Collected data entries
--
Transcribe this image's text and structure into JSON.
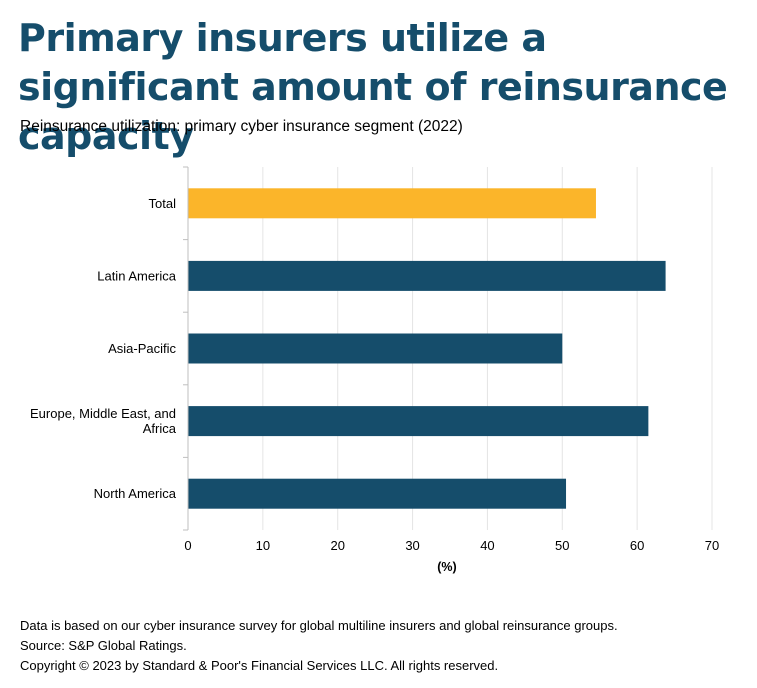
{
  "header": {
    "title": "Primary insurers utilize a significant amount of reinsurance capacity",
    "subtitle": "Reinsurance utilization: primary cyber insurance segment (2022)"
  },
  "footer": {
    "note": "Data is based on our cyber insurance survey for global multiline insurers and global reinsurance groups.",
    "source": "Source: S&P Global Ratings.",
    "copyright": "Copyright © 2023 by Standard & Poor's Financial Services LLC. All rights reserved."
  },
  "chart_data": {
    "type": "bar",
    "orientation": "horizontal",
    "categories": [
      "Total",
      "Latin America",
      "Asia-Pacific",
      "Europe, Middle East, and Africa",
      "North America"
    ],
    "category_label_lines": [
      [
        "Total"
      ],
      [
        "Latin America"
      ],
      [
        "Asia-Pacific"
      ],
      [
        "Europe, Middle East, and",
        "Africa"
      ],
      [
        "North America"
      ]
    ],
    "values": [
      54.5,
      63.8,
      50.0,
      61.5,
      50.5
    ],
    "colors": [
      "#fbb52a",
      "#154d6b",
      "#154d6b",
      "#154d6b",
      "#154d6b"
    ],
    "xlabel": "(%)",
    "ylabel": "",
    "xlim": [
      0,
      70
    ],
    "xticks": [
      0,
      10,
      20,
      30,
      40,
      50,
      60,
      70
    ],
    "grid": true,
    "legend": "none"
  }
}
--
Exercise task
Read through the entries and copy each line in which "insurers" appears.

Exercise solution
    "title": "Primary insurers utilize a significant amount of reinsurance capacity",
    "note": "Data is based on our cyber insurance survey for global multiline insurers and global reinsurance groups.",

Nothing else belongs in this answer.